Exercise objective =
Leaving out every picture, quote the data below exactly as it appears.

[Data items]

◇ ◇ ◇ ◇ ◇

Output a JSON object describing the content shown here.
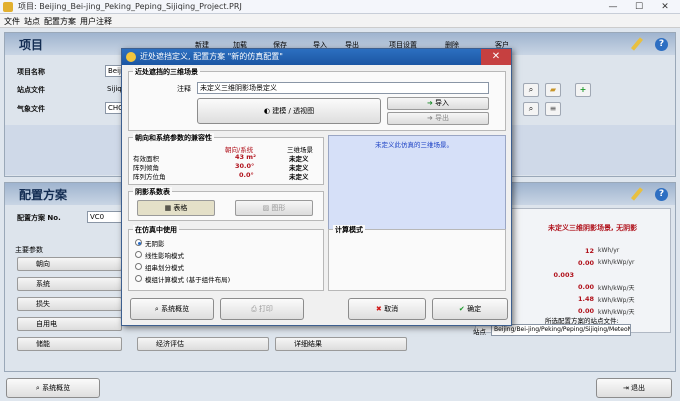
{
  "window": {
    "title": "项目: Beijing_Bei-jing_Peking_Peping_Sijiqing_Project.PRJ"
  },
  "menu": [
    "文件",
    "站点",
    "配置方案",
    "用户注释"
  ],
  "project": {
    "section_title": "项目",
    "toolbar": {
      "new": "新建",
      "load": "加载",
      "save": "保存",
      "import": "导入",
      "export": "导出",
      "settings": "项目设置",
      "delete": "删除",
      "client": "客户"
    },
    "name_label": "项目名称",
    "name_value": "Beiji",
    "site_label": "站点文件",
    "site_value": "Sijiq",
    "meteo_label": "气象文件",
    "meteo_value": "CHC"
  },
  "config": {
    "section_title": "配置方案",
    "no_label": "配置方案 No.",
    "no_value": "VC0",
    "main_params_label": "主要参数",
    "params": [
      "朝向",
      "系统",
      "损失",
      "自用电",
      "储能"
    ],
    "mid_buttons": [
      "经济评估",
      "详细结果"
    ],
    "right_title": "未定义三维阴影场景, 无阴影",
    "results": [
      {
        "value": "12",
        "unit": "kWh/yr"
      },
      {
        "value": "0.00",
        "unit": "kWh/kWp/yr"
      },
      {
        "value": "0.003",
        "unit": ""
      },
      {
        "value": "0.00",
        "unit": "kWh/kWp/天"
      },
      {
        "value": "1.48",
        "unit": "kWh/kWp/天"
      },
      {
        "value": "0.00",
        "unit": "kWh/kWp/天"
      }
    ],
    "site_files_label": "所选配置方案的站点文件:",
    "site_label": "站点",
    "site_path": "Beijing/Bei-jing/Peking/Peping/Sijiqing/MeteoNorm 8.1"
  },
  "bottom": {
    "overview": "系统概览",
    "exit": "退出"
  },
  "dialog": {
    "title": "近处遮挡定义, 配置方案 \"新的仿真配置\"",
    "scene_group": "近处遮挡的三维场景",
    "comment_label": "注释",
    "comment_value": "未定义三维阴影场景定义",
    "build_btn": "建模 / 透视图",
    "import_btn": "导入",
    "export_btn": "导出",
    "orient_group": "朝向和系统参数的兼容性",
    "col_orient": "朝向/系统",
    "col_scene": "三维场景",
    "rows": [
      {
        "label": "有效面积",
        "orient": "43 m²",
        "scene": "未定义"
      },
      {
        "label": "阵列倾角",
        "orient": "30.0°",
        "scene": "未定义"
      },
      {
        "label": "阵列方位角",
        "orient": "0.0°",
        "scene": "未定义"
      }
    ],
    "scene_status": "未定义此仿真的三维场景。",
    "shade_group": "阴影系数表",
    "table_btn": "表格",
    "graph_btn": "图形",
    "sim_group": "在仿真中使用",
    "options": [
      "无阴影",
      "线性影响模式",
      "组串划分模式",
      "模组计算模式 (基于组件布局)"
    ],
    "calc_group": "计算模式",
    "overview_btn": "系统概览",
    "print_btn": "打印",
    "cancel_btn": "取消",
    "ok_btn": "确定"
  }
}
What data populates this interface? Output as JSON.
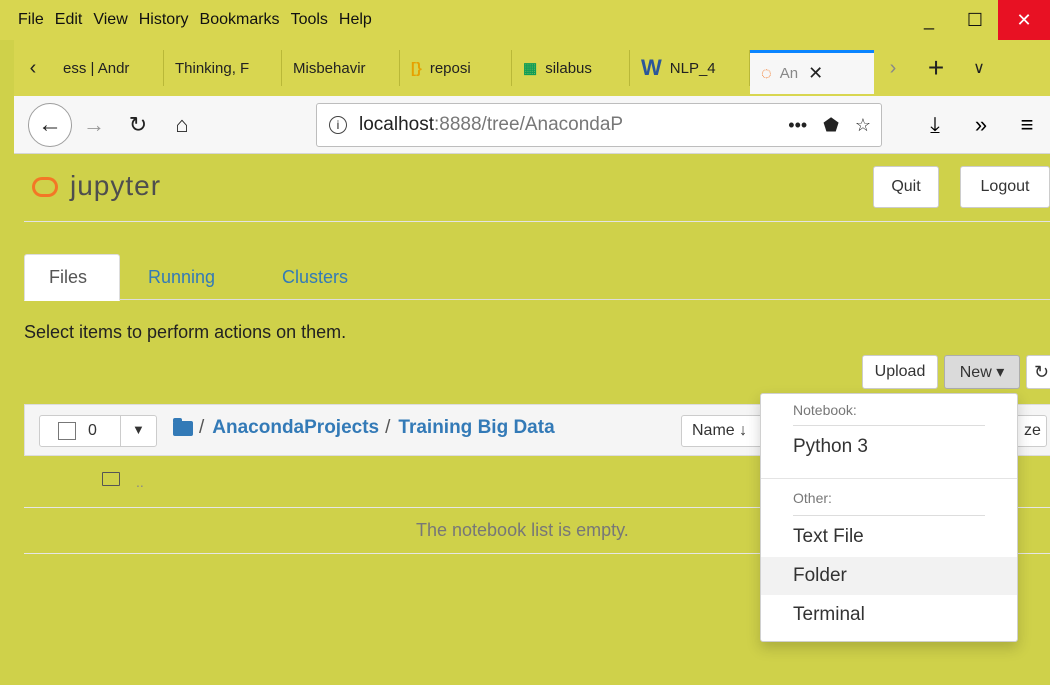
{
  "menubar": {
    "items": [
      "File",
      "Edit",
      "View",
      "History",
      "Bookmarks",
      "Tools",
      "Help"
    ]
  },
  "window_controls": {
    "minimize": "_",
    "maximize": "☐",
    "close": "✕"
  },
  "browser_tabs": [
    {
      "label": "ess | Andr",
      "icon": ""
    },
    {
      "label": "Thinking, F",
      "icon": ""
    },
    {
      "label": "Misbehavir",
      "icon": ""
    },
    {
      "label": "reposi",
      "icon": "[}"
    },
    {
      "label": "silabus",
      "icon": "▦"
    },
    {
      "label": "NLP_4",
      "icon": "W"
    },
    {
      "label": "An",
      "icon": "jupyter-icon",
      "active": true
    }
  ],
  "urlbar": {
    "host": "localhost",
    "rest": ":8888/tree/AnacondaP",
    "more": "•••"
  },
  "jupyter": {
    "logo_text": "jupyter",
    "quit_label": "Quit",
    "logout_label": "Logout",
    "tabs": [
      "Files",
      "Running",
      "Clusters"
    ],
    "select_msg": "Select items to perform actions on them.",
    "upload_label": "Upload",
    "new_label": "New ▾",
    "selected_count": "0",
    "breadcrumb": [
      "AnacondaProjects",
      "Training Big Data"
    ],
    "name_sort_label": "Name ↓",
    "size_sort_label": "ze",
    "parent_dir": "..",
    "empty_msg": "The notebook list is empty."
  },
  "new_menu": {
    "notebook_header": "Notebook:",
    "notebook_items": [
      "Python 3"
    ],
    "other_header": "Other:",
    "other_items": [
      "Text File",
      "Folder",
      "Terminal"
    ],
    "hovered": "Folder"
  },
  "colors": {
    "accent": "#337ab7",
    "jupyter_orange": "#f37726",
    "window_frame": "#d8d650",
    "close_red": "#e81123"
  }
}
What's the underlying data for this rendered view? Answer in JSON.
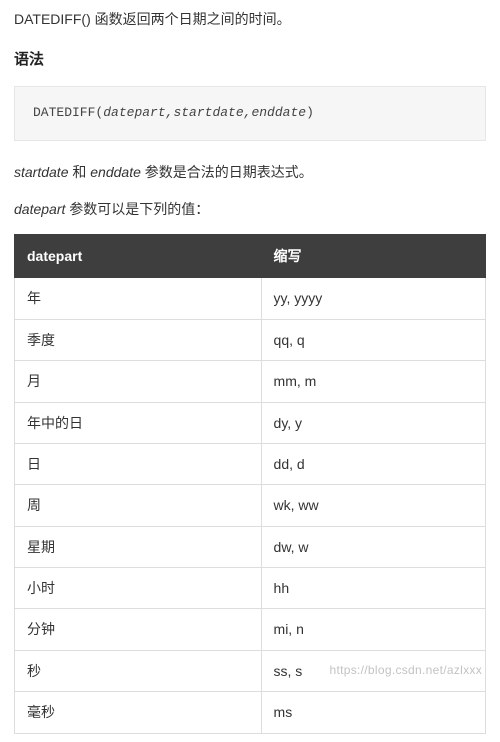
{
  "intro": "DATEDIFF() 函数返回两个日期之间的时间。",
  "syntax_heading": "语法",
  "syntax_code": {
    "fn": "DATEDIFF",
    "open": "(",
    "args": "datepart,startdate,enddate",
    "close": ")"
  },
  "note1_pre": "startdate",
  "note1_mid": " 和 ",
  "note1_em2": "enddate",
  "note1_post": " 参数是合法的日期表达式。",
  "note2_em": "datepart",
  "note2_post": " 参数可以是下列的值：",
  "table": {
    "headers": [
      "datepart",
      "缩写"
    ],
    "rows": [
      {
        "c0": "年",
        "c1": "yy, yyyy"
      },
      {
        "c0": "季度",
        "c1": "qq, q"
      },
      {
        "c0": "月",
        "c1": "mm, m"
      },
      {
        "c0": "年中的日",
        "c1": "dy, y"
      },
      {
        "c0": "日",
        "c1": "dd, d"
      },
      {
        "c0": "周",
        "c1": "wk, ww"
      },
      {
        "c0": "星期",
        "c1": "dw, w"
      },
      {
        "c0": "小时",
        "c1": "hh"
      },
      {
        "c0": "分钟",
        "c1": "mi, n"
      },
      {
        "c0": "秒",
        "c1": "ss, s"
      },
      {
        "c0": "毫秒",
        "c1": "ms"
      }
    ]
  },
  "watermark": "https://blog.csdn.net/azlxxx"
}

◇ ◇ ◇ ◇ ◇

Final answer =
Output a JSON object describing the content shown here.
{
  "window": {
    "title": "项目: Beijing_Bei-jing_Peking_Peping_Sijiqing_Project.PRJ"
  },
  "menu": [
    "文件",
    "站点",
    "配置方案",
    "用户注释"
  ],
  "project": {
    "section_title": "项目",
    "toolbar": {
      "new": "新建",
      "load": "加载",
      "save": "保存",
      "import": "导入",
      "export": "导出",
      "settings": "项目设置",
      "delete": "删除",
      "client": "客户"
    },
    "name_label": "项目名称",
    "name_value": "Beiji",
    "site_label": "站点文件",
    "site_value": "Sijiq",
    "meteo_label": "气象文件",
    "meteo_value": "CHC"
  },
  "config": {
    "section_title": "配置方案",
    "no_label": "配置方案 No.",
    "no_value": "VC0",
    "main_params_label": "主要参数",
    "params": [
      "朝向",
      "系统",
      "损失",
      "自用电",
      "储能"
    ],
    "mid_buttons": [
      "经济评估",
      "详细结果"
    ],
    "right_title": "未定义三维阴影场景, 无阴影",
    "results": [
      {
        "value": "12",
        "unit": "kWh/yr"
      },
      {
        "value": "0.00",
        "unit": "kWh/kWp/yr"
      },
      {
        "value": "0.003",
        "unit": ""
      },
      {
        "value": "0.00",
        "unit": "kWh/kWp/天"
      },
      {
        "value": "1.48",
        "unit": "kWh/kWp/天"
      },
      {
        "value": "0.00",
        "unit": "kWh/kWp/天"
      }
    ],
    "site_files_label": "所选配置方案的站点文件:",
    "site_label": "站点",
    "site_path": "Beijing/Bei-jing/Peking/Peping/Sijiqing/MeteoNorm 8.1"
  },
  "bottom": {
    "overview": "系统概览",
    "exit": "退出"
  },
  "dialog": {
    "title": "近处遮挡定义, 配置方案 \"新的仿真配置\"",
    "scene_group": "近处遮挡的三维场景",
    "comment_label": "注释",
    "comment_value": "未定义三维阴影场景定义",
    "build_btn": "建模 / 透视图",
    "import_btn": "导入",
    "export_btn": "导出",
    "orient_group": "朝向和系统参数的兼容性",
    "col_orient": "朝向/系统",
    "col_scene": "三维场景",
    "rows": [
      {
        "label": "有效面积",
        "orient": "43 m²",
        "scene": "未定义"
      },
      {
        "label": "阵列倾角",
        "orient": "30.0°",
        "scene": "未定义"
      },
      {
        "label": "阵列方位角",
        "orient": "0.0°",
        "scene": "未定义"
      }
    ],
    "scene_status": "未定义此仿真的三维场景。",
    "shade_group": "阴影系数表",
    "table_btn": "表格",
    "graph_btn": "图形",
    "sim_group": "在仿真中使用",
    "options": [
      "无阴影",
      "线性影响模式",
      "组串划分模式",
      "模组计算模式 (基于组件布局)"
    ],
    "calc_group": "计算模式",
    "overview_btn": "系统概览",
    "print_btn": "打印",
    "cancel_btn": "取消",
    "ok_btn": "确定"
  }
}
What data populates this interface? Output as JSON.
{
  "menubar": {
    "items": [
      "File",
      "Edit",
      "View",
      "History",
      "Bookmarks",
      "Tools",
      "Help"
    ]
  },
  "window_controls": {
    "minimize": "_",
    "maximize": "☐",
    "close": "✕"
  },
  "browser_tabs": [
    {
      "label": "ess | Andr",
      "icon": ""
    },
    {
      "label": "Thinking, F",
      "icon": ""
    },
    {
      "label": "Misbehavir",
      "icon": ""
    },
    {
      "label": "reposi",
      "icon": "[}"
    },
    {
      "label": "silabus",
      "icon": "▦"
    },
    {
      "label": "NLP_4",
      "icon": "W"
    },
    {
      "label": "An",
      "icon": "jupyter-icon",
      "active": true
    }
  ],
  "urlbar": {
    "host": "localhost",
    "rest": ":8888/tree/AnacondaP",
    "more": "•••"
  },
  "jupyter": {
    "logo_text": "jupyter",
    "quit_label": "Quit",
    "logout_label": "Logout",
    "tabs": [
      "Files",
      "Running",
      "Clusters"
    ],
    "select_msg": "Select items to perform actions on them.",
    "upload_label": "Upload",
    "new_label": "New ▾",
    "selected_count": "0",
    "breadcrumb": [
      "AnacondaProjects",
      "Training Big Data"
    ],
    "name_sort_label": "Name ↓",
    "size_sort_label": "ze",
    "parent_dir": "..",
    "empty_msg": "The notebook list is empty."
  },
  "new_menu": {
    "notebook_header": "Notebook:",
    "notebook_items": [
      "Python 3"
    ],
    "other_header": "Other:",
    "other_items": [
      "Text File",
      "Folder",
      "Terminal"
    ],
    "hovered": "Folder"
  },
  "colors": {
    "accent": "#337ab7",
    "jupyter_orange": "#f37726",
    "window_frame": "#d8d650",
    "close_red": "#e81123"
  }
}
What's the underlying data for this rendered view? Answer in JSON.
{
  "intro": "DATEDIFF() 函数返回两个日期之间的时间。",
  "syntax_heading": "语法",
  "syntax_code": {
    "fn": "DATEDIFF",
    "open": "(",
    "args": "datepart,startdate,enddate",
    "close": ")"
  },
  "note1_pre": "startdate",
  "note1_mid": " 和 ",
  "note1_em2": "enddate",
  "note1_post": " 参数是合法的日期表达式。",
  "note2_em": "datepart",
  "note2_post": " 参数可以是下列的值：",
  "table": {
    "headers": [
      "datepart",
      "缩写"
    ],
    "rows": [
      {
        "c0": "年",
        "c1": "yy, yyyy"
      },
      {
        "c0": "季度",
        "c1": "qq, q"
      },
      {
        "c0": "月",
        "c1": "mm, m"
      },
      {
        "c0": "年中的日",
        "c1": "dy, y"
      },
      {
        "c0": "日",
        "c1": "dd, d"
      },
      {
        "c0": "周",
        "c1": "wk, ww"
      },
      {
        "c0": "星期",
        "c1": "dw, w"
      },
      {
        "c0": "小时",
        "c1": "hh"
      },
      {
        "c0": "分钟",
        "c1": "mi, n"
      },
      {
        "c0": "秒",
        "c1": "ss, s"
      },
      {
        "c0": "毫秒",
        "c1": "ms"
      }
    ]
  },
  "watermark": "https://blog.csdn.net/azlxxx"
}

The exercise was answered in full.